::: Supplied information :::

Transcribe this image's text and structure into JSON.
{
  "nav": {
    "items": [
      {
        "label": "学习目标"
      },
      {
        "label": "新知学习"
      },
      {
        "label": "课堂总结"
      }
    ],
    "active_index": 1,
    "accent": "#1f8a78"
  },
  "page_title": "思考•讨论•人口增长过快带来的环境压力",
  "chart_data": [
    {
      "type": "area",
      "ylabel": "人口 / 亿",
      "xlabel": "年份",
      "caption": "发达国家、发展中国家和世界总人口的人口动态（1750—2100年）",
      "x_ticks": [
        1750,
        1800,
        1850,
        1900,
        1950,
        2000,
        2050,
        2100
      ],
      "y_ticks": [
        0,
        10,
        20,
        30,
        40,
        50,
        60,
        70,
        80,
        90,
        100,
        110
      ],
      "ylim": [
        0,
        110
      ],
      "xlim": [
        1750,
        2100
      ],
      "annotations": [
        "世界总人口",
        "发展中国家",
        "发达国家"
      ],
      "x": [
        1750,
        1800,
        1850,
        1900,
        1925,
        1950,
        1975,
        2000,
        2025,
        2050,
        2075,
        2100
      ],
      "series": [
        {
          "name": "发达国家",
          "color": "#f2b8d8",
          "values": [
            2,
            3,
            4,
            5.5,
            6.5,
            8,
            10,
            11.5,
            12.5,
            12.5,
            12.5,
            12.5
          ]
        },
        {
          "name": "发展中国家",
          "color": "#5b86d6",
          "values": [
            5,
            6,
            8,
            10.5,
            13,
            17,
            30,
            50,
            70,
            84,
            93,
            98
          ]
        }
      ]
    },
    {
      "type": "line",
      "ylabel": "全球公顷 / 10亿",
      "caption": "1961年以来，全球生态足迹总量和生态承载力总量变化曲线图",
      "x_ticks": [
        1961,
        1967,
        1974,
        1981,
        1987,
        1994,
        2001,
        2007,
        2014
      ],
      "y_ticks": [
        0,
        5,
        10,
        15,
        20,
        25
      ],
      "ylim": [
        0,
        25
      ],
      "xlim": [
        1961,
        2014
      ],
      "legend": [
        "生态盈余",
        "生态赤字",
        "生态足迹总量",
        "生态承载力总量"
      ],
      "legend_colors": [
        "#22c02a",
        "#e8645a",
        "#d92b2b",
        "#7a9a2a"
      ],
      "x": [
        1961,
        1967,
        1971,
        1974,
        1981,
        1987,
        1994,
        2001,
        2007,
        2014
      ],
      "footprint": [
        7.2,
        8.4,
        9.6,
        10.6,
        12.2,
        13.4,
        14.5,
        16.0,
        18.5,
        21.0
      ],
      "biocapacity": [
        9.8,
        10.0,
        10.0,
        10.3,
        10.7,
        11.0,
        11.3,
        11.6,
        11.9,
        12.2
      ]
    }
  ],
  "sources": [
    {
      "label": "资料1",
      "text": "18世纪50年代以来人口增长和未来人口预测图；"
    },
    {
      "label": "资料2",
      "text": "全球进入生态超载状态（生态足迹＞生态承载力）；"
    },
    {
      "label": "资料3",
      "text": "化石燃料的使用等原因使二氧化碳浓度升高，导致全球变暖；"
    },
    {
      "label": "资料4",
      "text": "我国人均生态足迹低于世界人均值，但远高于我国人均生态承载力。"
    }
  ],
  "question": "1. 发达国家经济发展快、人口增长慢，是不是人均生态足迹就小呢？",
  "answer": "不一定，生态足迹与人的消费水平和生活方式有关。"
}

:::

| Exercise directions |
Reproduce the data in its entirety, matching each character.

| Completed task |
Transcribe this image's text and structure into JSON.
{
  "nav": {
    "items": [
      {
        "label": "学习目标"
      },
      {
        "label": "新知学习"
      },
      {
        "label": "课堂总结"
      }
    ],
    "active_index": 1,
    "accent": "#1f8a78"
  },
  "page_title": "思考•讨论•人口增长过快带来的环境压力",
  "chart_data": [
    {
      "type": "area",
      "ylabel": "人口 / 亿",
      "xlabel": "年份",
      "caption": "发达国家、发展中国家和世界总人口的人口动态（1750—2100年）",
      "x_ticks": [
        1750,
        1800,
        1850,
        1900,
        1950,
        2000,
        2050,
        2100
      ],
      "y_ticks": [
        0,
        10,
        20,
        30,
        40,
        50,
        60,
        70,
        80,
        90,
        100,
        110
      ],
      "ylim": [
        0,
        110
      ],
      "xlim": [
        1750,
        2100
      ],
      "annotations": [
        "世界总人口",
        "发展中国家",
        "发达国家"
      ],
      "x": [
        1750,
        1800,
        1850,
        1900,
        1925,
        1950,
        1975,
        2000,
        2025,
        2050,
        2075,
        2100
      ],
      "series": [
        {
          "name": "发达国家",
          "color": "#f2b8d8",
          "values": [
            2,
            3,
            4,
            5.5,
            6.5,
            8,
            10,
            11.5,
            12.5,
            12.5,
            12.5,
            12.5
          ]
        },
        {
          "name": "发展中国家",
          "color": "#5b86d6",
          "values": [
            5,
            6,
            8,
            10.5,
            13,
            17,
            30,
            50,
            70,
            84,
            93,
            98
          ]
        }
      ]
    },
    {
      "type": "line",
      "ylabel": "全球公顷 / 10亿",
      "caption": "1961年以来，全球生态足迹总量和生态承载力总量变化曲线图",
      "x_ticks": [
        1961,
        1967,
        1974,
        1981,
        1987,
        1994,
        2001,
        2007,
        2014
      ],
      "y_ticks": [
        0,
        5,
        10,
        15,
        20,
        25
      ],
      "ylim": [
        0,
        25
      ],
      "xlim": [
        1961,
        2014
      ],
      "legend": [
        "生态盈余",
        "生态赤字",
        "生态足迹总量",
        "生态承载力总量"
      ],
      "legend_colors": [
        "#22c02a",
        "#e8645a",
        "#d92b2b",
        "#7a9a2a"
      ],
      "x": [
        1961,
        1967,
        1971,
        1974,
        1981,
        1987,
        1994,
        2001,
        2007,
        2014
      ],
      "footprint": [
        7.2,
        8.4,
        9.6,
        10.6,
        12.2,
        13.4,
        14.5,
        16.0,
        18.5,
        21.0
      ],
      "biocapacity": [
        9.8,
        10.0,
        10.0,
        10.3,
        10.7,
        11.0,
        11.3,
        11.6,
        11.9,
        12.2
      ]
    }
  ],
  "sources": [
    {
      "label": "资料1",
      "text": "18世纪50年代以来人口增长和未来人口预测图；"
    },
    {
      "label": "资料2",
      "text": "全球进入生态超载状态（生态足迹＞生态承载力）；"
    },
    {
      "label": "资料3",
      "text": "化石燃料的使用等原因使二氧化碳浓度升高，导致全球变暖；"
    },
    {
      "label": "资料4",
      "text": "我国人均生态足迹低于世界人均值，但远高于我国人均生态承载力。"
    }
  ],
  "question": "1. 发达国家经济发展快、人口增长慢，是不是人均生态足迹就小呢？",
  "answer": "不一定，生态足迹与人的消费水平和生活方式有关。"
}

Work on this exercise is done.